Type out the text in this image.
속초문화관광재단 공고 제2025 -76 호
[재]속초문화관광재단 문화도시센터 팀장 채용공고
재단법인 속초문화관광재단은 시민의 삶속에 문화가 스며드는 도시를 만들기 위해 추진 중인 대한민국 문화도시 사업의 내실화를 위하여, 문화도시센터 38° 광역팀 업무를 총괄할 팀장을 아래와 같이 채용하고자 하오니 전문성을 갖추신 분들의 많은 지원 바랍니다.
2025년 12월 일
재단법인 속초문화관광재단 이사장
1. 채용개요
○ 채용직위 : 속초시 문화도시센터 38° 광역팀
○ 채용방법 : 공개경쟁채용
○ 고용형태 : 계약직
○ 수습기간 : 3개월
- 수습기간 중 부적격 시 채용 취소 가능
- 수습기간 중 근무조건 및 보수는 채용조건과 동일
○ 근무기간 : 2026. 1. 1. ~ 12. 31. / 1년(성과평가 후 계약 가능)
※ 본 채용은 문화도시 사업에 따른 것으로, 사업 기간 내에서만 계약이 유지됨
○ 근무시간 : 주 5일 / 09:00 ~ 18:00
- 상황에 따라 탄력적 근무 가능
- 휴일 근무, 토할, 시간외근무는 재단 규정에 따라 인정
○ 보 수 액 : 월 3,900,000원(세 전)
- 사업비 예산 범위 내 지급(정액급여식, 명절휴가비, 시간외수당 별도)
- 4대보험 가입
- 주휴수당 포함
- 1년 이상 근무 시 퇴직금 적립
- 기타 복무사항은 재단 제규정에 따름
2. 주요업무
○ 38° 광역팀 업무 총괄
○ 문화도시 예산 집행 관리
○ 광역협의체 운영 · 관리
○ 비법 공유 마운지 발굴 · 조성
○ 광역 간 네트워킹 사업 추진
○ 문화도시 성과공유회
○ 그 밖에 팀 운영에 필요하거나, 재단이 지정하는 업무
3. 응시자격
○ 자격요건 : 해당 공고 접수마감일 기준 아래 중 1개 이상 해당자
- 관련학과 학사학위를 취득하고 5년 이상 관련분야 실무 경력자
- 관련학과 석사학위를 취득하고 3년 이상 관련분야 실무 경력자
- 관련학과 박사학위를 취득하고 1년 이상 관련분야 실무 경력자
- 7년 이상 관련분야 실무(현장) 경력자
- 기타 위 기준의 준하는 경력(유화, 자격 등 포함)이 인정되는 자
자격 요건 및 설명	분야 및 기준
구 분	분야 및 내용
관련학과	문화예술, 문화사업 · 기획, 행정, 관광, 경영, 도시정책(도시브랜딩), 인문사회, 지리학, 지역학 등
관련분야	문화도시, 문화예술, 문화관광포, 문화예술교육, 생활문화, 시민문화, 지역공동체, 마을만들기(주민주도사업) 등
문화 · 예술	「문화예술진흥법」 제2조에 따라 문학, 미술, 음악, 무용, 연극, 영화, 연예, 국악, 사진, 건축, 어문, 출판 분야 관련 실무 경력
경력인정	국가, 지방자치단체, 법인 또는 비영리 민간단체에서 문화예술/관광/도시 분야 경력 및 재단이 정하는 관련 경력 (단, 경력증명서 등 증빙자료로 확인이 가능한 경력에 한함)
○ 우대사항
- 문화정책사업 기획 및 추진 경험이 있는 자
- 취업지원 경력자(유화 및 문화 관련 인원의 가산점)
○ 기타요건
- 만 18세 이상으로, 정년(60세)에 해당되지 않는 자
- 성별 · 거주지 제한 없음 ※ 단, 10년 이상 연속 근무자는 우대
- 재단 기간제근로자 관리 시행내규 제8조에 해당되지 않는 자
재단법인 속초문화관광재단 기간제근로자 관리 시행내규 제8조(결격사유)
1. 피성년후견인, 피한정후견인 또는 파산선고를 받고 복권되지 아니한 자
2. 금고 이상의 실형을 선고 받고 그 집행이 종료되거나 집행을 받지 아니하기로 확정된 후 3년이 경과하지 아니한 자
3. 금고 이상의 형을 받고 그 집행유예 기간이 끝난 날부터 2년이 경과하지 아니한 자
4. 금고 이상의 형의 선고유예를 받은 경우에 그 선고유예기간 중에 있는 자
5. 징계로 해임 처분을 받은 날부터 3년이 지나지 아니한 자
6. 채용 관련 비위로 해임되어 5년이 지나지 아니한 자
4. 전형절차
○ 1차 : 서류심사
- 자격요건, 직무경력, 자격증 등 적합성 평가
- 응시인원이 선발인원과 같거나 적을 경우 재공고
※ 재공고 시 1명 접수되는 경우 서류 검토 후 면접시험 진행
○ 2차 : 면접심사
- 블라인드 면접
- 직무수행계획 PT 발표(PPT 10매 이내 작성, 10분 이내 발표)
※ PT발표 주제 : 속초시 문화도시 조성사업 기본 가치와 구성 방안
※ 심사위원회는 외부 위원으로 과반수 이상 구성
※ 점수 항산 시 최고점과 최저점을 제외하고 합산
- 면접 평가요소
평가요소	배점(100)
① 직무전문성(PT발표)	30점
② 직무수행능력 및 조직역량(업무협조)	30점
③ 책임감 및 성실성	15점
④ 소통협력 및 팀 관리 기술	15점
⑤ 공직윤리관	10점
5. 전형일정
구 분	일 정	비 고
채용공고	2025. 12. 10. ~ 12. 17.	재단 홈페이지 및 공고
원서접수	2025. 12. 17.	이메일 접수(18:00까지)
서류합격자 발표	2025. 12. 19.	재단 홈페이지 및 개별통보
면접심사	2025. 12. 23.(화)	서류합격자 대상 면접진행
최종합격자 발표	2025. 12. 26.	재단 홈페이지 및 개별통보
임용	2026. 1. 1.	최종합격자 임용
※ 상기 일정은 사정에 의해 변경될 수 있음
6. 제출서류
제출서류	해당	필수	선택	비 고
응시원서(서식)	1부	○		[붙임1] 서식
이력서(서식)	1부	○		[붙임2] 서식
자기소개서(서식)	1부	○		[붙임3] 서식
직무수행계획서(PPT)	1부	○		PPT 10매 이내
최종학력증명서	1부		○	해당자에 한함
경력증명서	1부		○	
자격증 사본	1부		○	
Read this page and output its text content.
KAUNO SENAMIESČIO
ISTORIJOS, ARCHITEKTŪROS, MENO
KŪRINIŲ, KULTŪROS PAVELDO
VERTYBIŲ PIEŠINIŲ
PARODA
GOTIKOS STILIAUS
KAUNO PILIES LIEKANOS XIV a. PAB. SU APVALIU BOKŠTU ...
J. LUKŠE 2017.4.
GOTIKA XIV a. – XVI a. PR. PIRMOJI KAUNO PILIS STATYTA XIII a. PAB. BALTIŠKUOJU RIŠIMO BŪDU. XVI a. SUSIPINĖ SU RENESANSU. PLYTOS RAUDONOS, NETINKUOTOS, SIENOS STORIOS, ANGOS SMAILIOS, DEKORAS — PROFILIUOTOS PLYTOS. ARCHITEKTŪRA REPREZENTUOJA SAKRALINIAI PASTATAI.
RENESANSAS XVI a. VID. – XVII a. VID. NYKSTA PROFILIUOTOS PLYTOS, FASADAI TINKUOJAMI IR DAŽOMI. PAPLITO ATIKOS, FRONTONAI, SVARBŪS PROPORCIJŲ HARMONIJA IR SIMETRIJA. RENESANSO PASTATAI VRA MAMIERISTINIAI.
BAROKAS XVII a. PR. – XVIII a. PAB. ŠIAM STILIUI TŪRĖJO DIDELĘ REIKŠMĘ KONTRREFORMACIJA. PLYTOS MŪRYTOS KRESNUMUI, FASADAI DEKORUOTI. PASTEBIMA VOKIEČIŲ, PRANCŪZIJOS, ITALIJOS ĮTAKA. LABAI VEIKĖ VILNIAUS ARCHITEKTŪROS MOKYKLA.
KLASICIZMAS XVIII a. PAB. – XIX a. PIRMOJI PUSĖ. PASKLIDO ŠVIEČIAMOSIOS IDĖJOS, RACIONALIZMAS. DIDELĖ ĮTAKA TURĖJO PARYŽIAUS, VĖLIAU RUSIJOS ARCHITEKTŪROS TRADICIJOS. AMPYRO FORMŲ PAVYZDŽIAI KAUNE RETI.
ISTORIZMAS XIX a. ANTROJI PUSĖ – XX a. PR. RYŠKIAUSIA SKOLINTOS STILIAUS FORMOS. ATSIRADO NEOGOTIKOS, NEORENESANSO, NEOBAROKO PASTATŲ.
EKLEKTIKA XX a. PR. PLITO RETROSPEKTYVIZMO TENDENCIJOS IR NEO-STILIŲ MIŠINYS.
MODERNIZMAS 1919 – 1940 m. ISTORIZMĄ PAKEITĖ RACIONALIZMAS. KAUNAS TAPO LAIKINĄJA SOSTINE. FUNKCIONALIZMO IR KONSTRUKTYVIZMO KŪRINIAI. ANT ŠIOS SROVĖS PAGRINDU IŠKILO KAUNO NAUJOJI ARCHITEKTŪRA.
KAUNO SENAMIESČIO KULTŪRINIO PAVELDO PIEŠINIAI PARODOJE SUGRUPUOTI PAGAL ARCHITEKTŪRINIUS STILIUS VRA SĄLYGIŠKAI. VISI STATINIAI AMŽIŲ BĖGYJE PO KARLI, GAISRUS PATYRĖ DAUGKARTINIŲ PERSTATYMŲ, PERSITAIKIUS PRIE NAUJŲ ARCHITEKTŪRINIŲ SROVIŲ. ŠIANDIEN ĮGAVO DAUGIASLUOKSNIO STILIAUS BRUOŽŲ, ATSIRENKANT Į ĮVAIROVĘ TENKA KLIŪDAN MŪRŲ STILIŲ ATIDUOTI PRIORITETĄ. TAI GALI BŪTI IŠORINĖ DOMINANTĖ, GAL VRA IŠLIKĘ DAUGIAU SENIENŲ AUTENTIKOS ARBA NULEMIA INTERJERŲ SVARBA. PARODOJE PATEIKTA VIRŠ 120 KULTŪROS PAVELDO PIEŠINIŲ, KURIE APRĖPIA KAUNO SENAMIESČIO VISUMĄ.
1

To do — Isolate each line of the listing above that includes "취득하고". Copy it.

Answer to this problem —
- 관련학과 학사학위를 취득하고 5년 이상 관련분야 실무 경력자
- 관련학과 석사학위를 취득하고 3년 이상 관련분야 실무 경력자
- 관련학과 박사학위를 취득하고 1년 이상 관련분야 실무 경력자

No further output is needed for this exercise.